Data extracted from a collection
>>

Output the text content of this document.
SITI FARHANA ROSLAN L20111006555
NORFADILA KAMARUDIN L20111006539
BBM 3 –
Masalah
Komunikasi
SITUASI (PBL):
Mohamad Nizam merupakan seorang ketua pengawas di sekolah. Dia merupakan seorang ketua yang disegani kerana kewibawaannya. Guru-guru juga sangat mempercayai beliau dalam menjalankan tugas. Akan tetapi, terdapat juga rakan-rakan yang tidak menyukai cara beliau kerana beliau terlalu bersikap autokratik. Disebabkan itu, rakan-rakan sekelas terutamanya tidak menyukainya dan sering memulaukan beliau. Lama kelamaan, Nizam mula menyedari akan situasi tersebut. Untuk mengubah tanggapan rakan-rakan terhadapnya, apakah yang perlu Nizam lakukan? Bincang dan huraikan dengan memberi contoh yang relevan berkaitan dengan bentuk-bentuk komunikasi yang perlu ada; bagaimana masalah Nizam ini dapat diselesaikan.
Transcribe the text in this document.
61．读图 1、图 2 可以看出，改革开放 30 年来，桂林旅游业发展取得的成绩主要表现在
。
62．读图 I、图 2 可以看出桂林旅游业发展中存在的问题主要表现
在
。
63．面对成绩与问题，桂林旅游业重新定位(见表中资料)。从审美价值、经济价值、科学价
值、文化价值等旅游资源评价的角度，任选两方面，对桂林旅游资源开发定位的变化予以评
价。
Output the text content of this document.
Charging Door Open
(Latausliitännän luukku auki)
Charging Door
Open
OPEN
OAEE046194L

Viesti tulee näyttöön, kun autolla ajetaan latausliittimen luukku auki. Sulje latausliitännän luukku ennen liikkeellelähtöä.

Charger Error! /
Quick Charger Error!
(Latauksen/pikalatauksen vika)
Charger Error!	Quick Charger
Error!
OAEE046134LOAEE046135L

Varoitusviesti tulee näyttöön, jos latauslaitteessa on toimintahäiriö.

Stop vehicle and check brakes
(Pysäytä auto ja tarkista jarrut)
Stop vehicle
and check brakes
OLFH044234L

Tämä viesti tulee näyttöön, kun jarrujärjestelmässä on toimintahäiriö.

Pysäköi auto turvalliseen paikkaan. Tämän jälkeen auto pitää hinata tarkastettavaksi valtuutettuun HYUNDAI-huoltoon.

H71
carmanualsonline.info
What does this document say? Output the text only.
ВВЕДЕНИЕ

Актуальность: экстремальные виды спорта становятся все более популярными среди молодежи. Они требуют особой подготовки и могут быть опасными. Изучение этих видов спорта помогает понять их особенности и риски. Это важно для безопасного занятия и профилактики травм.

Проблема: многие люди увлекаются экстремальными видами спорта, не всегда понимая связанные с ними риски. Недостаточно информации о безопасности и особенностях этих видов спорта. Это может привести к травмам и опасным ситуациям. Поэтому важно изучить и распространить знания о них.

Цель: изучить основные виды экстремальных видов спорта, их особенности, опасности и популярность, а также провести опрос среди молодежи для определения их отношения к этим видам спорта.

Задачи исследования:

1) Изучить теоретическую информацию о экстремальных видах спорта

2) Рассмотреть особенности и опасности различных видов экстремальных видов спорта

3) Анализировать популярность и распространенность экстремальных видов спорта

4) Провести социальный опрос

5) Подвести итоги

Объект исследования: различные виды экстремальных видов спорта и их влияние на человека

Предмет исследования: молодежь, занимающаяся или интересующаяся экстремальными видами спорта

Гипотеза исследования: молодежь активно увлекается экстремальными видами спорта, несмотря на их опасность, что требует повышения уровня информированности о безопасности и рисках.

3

<<

Find all the lines containing "этих" in the material, then copy them.

Актуальность: экстремальные виды спорта становятся все более популярными среди молодежи. Они требуют особой подготовки и могут быть опасными. Изучение этих видов спорта помогает понять их особенности и риски. Это важно для безопасного занятия и профилактики травм.
Проблема: многие люди увлекаются экстремальными видами спорта, не всегда понимая связанные с ними риски. Недостаточно информации о безопасности и особенностях этих видов спорта. Это может привести к травмам и опасным ситуациям. Поэтому важно изучить и распространить знания о них.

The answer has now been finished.